## RECORDED DATA
----

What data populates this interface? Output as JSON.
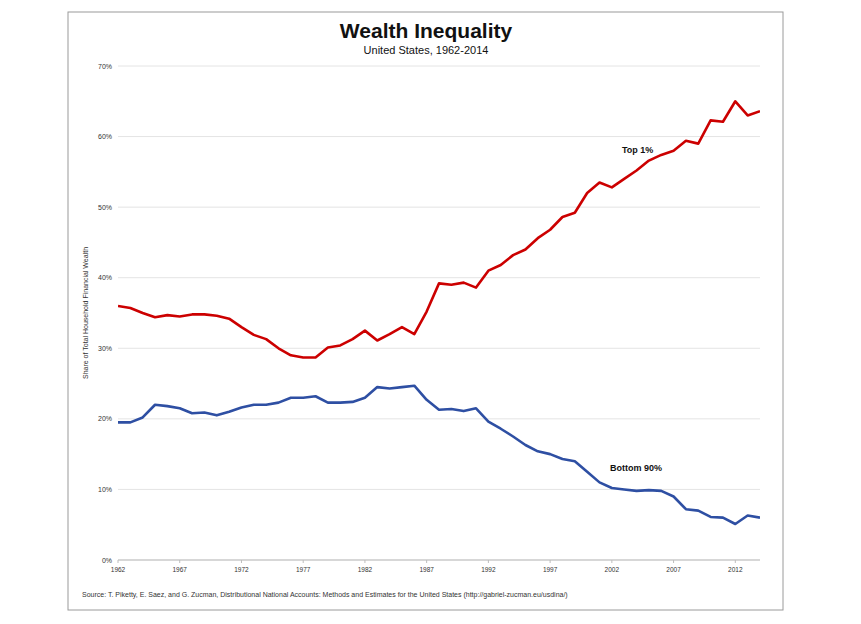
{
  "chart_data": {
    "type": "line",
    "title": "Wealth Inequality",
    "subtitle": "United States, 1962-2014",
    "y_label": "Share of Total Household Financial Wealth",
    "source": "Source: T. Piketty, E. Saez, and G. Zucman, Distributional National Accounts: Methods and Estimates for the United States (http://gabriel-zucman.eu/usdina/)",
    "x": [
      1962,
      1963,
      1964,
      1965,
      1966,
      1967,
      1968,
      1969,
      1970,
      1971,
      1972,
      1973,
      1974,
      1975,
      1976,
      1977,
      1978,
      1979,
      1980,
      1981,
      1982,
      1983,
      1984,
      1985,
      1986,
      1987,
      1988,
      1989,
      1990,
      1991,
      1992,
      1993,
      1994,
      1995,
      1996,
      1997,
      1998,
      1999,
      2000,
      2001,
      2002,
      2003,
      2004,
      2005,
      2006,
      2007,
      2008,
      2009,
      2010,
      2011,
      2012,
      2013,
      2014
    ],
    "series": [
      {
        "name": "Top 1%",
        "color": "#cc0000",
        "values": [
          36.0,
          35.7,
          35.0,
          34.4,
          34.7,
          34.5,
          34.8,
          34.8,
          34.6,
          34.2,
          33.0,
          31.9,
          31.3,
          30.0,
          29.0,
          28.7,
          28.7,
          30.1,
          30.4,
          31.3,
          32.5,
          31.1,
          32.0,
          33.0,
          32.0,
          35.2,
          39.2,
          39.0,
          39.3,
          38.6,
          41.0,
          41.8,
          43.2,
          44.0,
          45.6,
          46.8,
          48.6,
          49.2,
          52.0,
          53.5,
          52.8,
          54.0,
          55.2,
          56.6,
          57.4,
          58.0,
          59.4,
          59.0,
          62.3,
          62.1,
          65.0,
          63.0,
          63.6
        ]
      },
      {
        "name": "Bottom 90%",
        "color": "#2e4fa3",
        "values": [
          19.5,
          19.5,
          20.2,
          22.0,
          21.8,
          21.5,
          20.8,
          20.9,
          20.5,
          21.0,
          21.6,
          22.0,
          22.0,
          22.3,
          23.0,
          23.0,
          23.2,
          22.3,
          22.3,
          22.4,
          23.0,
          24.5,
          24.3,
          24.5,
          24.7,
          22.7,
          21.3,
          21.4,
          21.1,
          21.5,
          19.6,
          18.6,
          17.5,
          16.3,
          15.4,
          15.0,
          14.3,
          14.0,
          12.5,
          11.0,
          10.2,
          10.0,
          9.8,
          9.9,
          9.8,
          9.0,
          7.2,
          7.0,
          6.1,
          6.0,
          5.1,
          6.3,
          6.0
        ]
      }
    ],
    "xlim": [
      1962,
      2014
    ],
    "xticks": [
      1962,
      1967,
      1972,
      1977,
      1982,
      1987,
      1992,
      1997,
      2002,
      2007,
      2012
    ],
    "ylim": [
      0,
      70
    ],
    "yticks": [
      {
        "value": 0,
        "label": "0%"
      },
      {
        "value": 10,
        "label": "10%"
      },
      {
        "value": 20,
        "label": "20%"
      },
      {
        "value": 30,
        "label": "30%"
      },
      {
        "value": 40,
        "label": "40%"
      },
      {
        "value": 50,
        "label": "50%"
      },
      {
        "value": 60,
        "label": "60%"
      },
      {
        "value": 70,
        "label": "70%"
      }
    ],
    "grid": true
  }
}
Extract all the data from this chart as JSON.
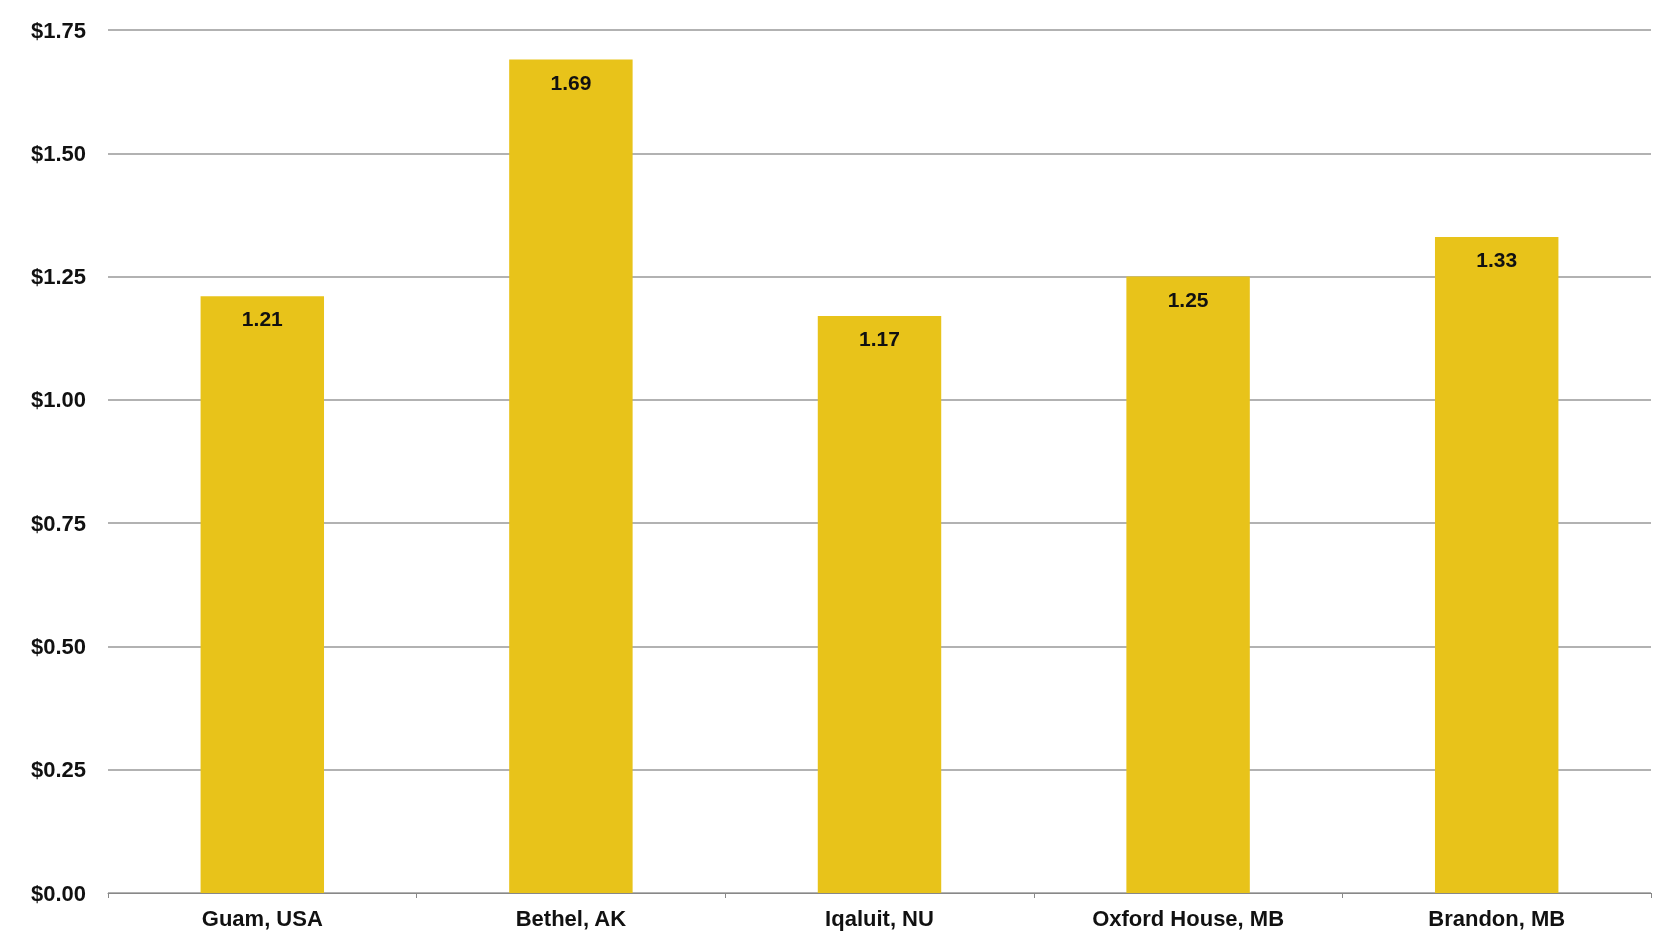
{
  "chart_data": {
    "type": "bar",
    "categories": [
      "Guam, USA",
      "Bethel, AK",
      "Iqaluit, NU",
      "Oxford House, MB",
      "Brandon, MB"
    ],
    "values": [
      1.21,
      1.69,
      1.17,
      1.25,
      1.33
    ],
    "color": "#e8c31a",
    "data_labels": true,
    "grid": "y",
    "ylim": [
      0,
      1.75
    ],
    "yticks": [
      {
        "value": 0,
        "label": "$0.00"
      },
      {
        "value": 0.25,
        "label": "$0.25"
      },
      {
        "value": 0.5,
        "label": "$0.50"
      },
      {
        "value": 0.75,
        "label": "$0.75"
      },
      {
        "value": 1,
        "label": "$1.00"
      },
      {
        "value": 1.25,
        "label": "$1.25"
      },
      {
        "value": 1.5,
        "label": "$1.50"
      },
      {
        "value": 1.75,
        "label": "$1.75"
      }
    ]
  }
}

----

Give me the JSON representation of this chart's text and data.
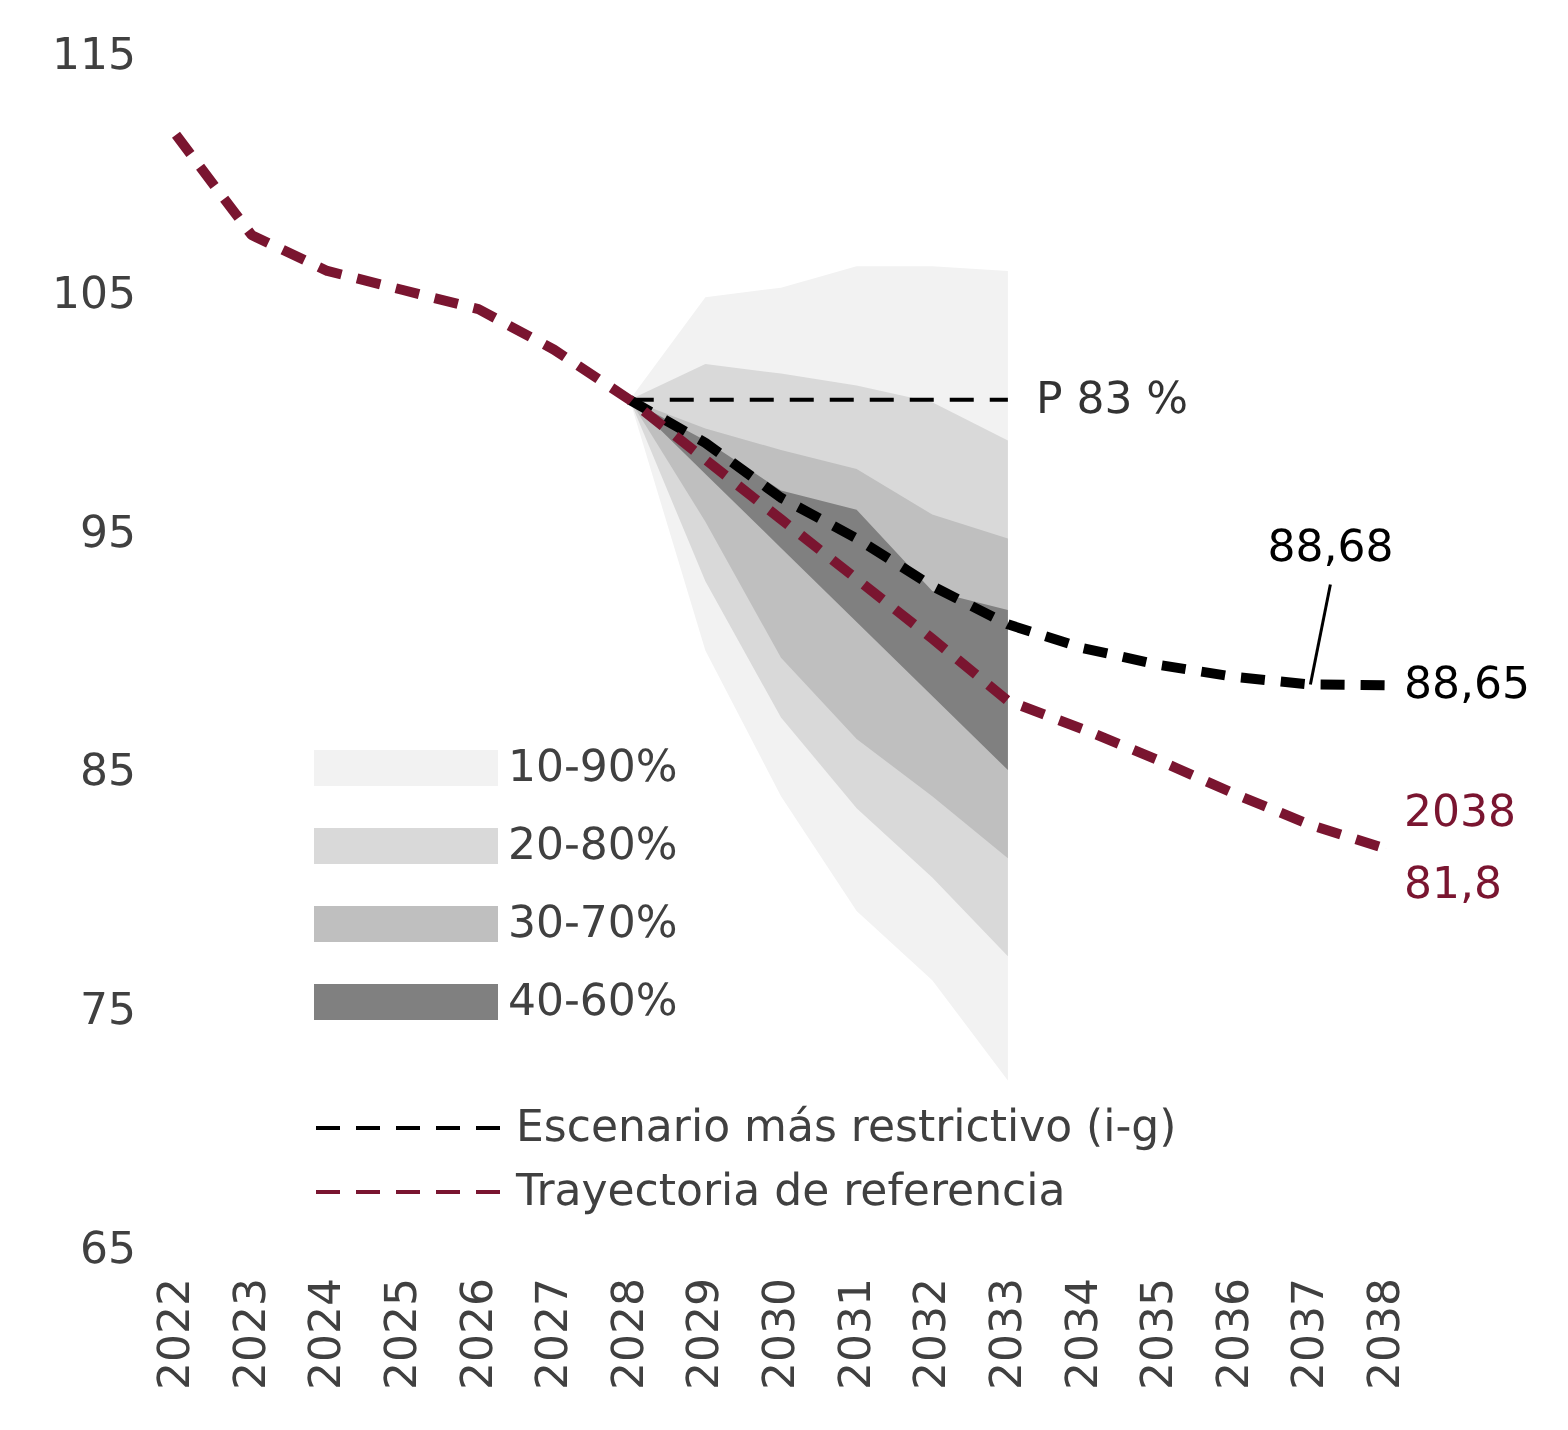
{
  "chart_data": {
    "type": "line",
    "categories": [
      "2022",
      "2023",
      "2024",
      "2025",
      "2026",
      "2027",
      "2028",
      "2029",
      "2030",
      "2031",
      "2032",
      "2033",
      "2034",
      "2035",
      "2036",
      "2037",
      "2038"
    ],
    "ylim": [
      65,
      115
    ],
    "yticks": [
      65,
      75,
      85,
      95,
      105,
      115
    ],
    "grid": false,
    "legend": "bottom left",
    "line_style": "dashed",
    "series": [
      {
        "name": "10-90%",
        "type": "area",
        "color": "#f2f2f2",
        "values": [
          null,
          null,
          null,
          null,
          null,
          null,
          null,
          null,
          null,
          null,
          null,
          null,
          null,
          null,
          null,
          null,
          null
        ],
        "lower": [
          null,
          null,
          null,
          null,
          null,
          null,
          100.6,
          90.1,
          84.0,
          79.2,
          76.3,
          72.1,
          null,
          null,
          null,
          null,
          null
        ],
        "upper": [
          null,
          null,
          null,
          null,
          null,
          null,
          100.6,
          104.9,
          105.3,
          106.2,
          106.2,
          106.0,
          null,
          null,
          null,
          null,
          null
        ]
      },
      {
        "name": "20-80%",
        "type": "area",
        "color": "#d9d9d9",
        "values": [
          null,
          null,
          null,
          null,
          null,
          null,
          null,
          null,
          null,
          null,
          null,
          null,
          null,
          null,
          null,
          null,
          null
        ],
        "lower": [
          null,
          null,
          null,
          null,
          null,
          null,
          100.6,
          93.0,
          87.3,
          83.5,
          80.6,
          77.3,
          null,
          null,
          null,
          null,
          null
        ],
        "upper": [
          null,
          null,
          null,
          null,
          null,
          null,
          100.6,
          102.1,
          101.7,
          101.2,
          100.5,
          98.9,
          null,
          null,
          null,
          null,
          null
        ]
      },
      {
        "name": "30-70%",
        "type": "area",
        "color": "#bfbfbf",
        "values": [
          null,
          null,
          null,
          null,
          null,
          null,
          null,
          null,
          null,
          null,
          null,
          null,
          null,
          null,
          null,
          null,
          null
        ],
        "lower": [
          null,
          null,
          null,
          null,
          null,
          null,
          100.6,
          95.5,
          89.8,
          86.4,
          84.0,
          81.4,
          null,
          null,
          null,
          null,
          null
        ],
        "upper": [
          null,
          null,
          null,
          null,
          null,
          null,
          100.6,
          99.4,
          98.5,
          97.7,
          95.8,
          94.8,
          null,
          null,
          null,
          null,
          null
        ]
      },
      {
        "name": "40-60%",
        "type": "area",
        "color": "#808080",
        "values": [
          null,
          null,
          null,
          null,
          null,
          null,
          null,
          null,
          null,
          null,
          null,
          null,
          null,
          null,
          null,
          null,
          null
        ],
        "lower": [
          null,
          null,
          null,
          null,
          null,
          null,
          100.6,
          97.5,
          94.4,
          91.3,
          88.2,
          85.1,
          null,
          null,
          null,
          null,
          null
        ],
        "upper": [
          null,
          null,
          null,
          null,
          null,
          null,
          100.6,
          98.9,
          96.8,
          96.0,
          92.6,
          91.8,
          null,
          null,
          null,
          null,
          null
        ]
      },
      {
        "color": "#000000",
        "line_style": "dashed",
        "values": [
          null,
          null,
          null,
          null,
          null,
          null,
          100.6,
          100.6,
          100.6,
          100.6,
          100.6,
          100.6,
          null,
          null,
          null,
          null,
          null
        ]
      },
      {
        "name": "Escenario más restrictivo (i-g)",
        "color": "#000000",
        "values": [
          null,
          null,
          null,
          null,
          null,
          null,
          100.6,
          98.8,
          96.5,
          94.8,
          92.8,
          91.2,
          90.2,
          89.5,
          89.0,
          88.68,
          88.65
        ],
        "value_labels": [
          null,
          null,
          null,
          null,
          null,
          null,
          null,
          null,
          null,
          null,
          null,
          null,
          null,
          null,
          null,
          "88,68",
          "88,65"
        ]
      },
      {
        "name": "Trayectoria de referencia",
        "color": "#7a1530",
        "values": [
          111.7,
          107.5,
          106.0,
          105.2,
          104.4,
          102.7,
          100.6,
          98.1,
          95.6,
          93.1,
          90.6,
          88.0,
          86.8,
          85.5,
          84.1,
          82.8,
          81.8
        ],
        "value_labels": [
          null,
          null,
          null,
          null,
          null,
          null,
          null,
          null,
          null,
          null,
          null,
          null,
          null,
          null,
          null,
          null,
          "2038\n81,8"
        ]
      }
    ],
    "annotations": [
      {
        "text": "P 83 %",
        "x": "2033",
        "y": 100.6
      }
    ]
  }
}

----

Report how many lines of the records above contain the word "this", giving only the number.

3